Some records:
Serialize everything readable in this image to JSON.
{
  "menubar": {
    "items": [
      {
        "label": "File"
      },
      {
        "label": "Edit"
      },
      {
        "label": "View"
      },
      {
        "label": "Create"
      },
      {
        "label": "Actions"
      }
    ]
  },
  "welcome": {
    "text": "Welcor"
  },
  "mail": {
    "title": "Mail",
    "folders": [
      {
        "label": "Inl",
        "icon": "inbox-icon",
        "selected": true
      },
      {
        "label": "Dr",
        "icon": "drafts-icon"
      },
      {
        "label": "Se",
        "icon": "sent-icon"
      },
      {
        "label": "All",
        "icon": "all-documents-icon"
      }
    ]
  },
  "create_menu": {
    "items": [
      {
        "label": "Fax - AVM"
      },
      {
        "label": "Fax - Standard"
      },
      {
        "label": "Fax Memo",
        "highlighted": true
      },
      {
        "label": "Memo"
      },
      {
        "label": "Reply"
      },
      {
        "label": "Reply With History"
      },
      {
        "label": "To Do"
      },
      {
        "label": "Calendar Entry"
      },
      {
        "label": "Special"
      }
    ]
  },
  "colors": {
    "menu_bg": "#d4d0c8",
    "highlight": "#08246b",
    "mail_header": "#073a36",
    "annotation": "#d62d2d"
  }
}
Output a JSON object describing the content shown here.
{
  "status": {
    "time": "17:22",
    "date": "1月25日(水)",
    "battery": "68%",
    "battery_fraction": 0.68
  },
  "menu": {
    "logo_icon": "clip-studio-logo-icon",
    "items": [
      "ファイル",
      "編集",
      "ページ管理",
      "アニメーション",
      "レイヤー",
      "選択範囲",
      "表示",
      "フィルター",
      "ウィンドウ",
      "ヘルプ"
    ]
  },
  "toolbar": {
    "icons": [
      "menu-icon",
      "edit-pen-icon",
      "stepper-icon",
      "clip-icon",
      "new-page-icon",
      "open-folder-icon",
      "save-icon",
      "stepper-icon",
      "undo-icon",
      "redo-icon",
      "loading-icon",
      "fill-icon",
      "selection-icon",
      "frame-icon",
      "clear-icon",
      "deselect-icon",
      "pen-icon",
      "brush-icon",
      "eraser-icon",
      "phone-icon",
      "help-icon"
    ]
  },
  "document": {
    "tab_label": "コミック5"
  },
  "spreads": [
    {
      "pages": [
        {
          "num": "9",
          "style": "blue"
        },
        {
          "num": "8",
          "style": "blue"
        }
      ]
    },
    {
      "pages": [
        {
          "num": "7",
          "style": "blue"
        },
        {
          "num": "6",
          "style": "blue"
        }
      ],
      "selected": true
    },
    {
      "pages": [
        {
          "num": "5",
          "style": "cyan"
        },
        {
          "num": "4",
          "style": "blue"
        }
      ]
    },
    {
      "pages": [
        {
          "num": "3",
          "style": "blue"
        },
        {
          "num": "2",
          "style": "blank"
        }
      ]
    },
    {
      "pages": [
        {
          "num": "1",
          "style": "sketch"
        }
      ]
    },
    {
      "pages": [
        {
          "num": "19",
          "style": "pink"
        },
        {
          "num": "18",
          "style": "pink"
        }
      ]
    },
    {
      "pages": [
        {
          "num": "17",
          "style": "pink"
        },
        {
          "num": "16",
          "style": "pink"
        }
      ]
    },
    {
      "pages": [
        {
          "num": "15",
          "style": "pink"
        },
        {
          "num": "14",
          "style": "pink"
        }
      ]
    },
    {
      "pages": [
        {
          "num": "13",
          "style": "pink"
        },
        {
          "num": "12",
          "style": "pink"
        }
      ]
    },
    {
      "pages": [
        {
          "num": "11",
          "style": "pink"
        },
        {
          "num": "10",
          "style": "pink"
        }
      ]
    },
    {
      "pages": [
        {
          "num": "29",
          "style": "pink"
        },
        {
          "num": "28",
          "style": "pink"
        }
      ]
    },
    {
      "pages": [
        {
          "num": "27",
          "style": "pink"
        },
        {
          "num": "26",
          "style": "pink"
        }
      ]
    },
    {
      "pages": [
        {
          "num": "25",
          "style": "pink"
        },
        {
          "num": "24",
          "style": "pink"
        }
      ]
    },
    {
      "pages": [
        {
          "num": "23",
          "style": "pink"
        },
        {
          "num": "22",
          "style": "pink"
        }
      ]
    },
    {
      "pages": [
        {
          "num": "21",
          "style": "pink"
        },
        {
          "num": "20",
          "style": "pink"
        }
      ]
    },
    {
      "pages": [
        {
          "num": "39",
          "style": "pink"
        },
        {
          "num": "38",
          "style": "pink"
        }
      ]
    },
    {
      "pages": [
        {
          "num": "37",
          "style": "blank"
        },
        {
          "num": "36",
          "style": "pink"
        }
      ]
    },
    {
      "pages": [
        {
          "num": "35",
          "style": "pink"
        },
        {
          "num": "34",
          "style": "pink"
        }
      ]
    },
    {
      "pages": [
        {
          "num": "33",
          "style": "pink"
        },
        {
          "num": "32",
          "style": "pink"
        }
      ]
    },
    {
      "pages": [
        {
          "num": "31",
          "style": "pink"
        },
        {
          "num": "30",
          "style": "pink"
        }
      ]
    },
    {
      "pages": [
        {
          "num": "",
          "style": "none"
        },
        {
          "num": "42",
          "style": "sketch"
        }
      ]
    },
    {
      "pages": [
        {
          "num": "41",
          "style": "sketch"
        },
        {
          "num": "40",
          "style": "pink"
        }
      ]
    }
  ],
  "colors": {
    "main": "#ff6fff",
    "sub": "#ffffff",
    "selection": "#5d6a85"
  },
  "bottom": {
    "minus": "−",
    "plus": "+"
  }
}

◆ **DIRECTIVE**:
Exactly reproduce all of the entries above.

◆ **EXPECTED ANSWER**:
Serialize everything readable in this image to JSON.
{
  "menubar": {
    "items": [
      {
        "label": "File"
      },
      {
        "label": "Edit"
      },
      {
        "label": "View"
      },
      {
        "label": "Create"
      },
      {
        "label": "Actions"
      }
    ]
  },
  "welcome": {
    "text": "Welcor"
  },
  "mail": {
    "title": "Mail",
    "folders": [
      {
        "label": "Inl",
        "icon": "inbox-icon",
        "selected": true
      },
      {
        "label": "Dr",
        "icon": "drafts-icon"
      },
      {
        "label": "Se",
        "icon": "sent-icon"
      },
      {
        "label": "All",
        "icon": "all-documents-icon"
      }
    ]
  },
  "create_menu": {
    "items": [
      {
        "label": "Fax - AVM"
      },
      {
        "label": "Fax - Standard"
      },
      {
        "label": "Fax Memo",
        "highlighted": true
      },
      {
        "label": "Memo"
      },
      {
        "label": "Reply"
      },
      {
        "label": "Reply With History"
      },
      {
        "label": "To Do"
      },
      {
        "label": "Calendar Entry"
      },
      {
        "label": "Special"
      }
    ]
  },
  "colors": {
    "menu_bg": "#d4d0c8",
    "highlight": "#08246b",
    "mail_header": "#073a36",
    "annotation": "#d62d2d"
  }
}
Output a JSON object describing the content shown here.
{
  "status": {
    "time": "17:22",
    "date": "1月25日(水)",
    "battery": "68%",
    "battery_fraction": 0.68
  },
  "menu": {
    "logo_icon": "clip-studio-logo-icon",
    "items": [
      "ファイル",
      "編集",
      "ページ管理",
      "アニメーション",
      "レイヤー",
      "選択範囲",
      "表示",
      "フィルター",
      "ウィンドウ",
      "ヘルプ"
    ]
  },
  "toolbar": {
    "icons": [
      "menu-icon",
      "edit-pen-icon",
      "stepper-icon",
      "clip-icon",
      "new-page-icon",
      "open-folder-icon",
      "save-icon",
      "stepper-icon",
      "undo-icon",
      "redo-icon",
      "loading-icon",
      "fill-icon",
      "selection-icon",
      "frame-icon",
      "clear-icon",
      "deselect-icon",
      "pen-icon",
      "brush-icon",
      "eraser-icon",
      "phone-icon",
      "help-icon"
    ]
  },
  "document": {
    "tab_label": "コミック5"
  },
  "spreads": [
    {
      "pages": [
        {
          "num": "9",
          "style": "blue"
        },
        {
          "num": "8",
          "style": "blue"
        }
      ]
    },
    {
      "pages": [
        {
          "num": "7",
          "style": "blue"
        },
        {
          "num": "6",
          "style": "blue"
        }
      ],
      "selected": true
    },
    {
      "pages": [
        {
          "num": "5",
          "style": "cyan"
        },
        {
          "num": "4",
          "style": "blue"
        }
      ]
    },
    {
      "pages": [
        {
          "num": "3",
          "style": "blue"
        },
        {
          "num": "2",
          "style": "blank"
        }
      ]
    },
    {
      "pages": [
        {
          "num": "1",
          "style": "sketch"
        }
      ]
    },
    {
      "pages": [
        {
          "num": "19",
          "style": "pink"
        },
        {
          "num": "18",
          "style": "pink"
        }
      ]
    },
    {
      "pages": [
        {
          "num": "17",
          "style": "pink"
        },
        {
          "num": "16",
          "style": "pink"
        }
      ]
    },
    {
      "pages": [
        {
          "num": "15",
          "style": "pink"
        },
        {
          "num": "14",
          "style": "pink"
        }
      ]
    },
    {
      "pages": [
        {
          "num": "13",
          "style": "pink"
        },
        {
          "num": "12",
          "style": "pink"
        }
      ]
    },
    {
      "pages": [
        {
          "num": "11",
          "style": "pink"
        },
        {
          "num": "10",
          "style": "pink"
        }
      ]
    },
    {
      "pages": [
        {
          "num": "29",
          "style": "pink"
        },
        {
          "num": "28",
          "style": "pink"
        }
      ]
    },
    {
      "pages": [
        {
          "num": "27",
          "style": "pink"
        },
        {
          "num": "26",
          "style": "pink"
        }
      ]
    },
    {
      "pages": [
        {
          "num": "25",
          "style": "pink"
        },
        {
          "num": "24",
          "style": "pink"
        }
      ]
    },
    {
      "pages": [
        {
          "num": "23",
          "style": "pink"
        },
        {
          "num": "22",
          "style": "pink"
        }
      ]
    },
    {
      "pages": [
        {
          "num": "21",
          "style": "pink"
        },
        {
          "num": "20",
          "style": "pink"
        }
      ]
    },
    {
      "pages": [
        {
          "num": "39",
          "style": "pink"
        },
        {
          "num": "38",
          "style": "pink"
        }
      ]
    },
    {
      "pages": [
        {
          "num": "37",
          "style": "blank"
        },
        {
          "num": "36",
          "style": "pink"
        }
      ]
    },
    {
      "pages": [
        {
          "num": "35",
          "style": "pink"
        },
        {
          "num": "34",
          "style": "pink"
        }
      ]
    },
    {
      "pages": [
        {
          "num": "33",
          "style": "pink"
        },
        {
          "num": "32",
          "style": "pink"
        }
      ]
    },
    {
      "pages": [
        {
          "num": "31",
          "style": "pink"
        },
        {
          "num": "30",
          "style": "pink"
        }
      ]
    },
    {
      "pages": [
        {
          "num": "",
          "style": "none"
        },
        {
          "num": "42",
          "style": "sketch"
        }
      ]
    },
    {
      "pages": [
        {
          "num": "41",
          "style": "sketch"
        },
        {
          "num": "40",
          "style": "pink"
        }
      ]
    }
  ],
  "colors": {
    "main": "#ff6fff",
    "sub": "#ffffff",
    "selection": "#5d6a85"
  },
  "bottom": {
    "minus": "−",
    "plus": "+"
  }
}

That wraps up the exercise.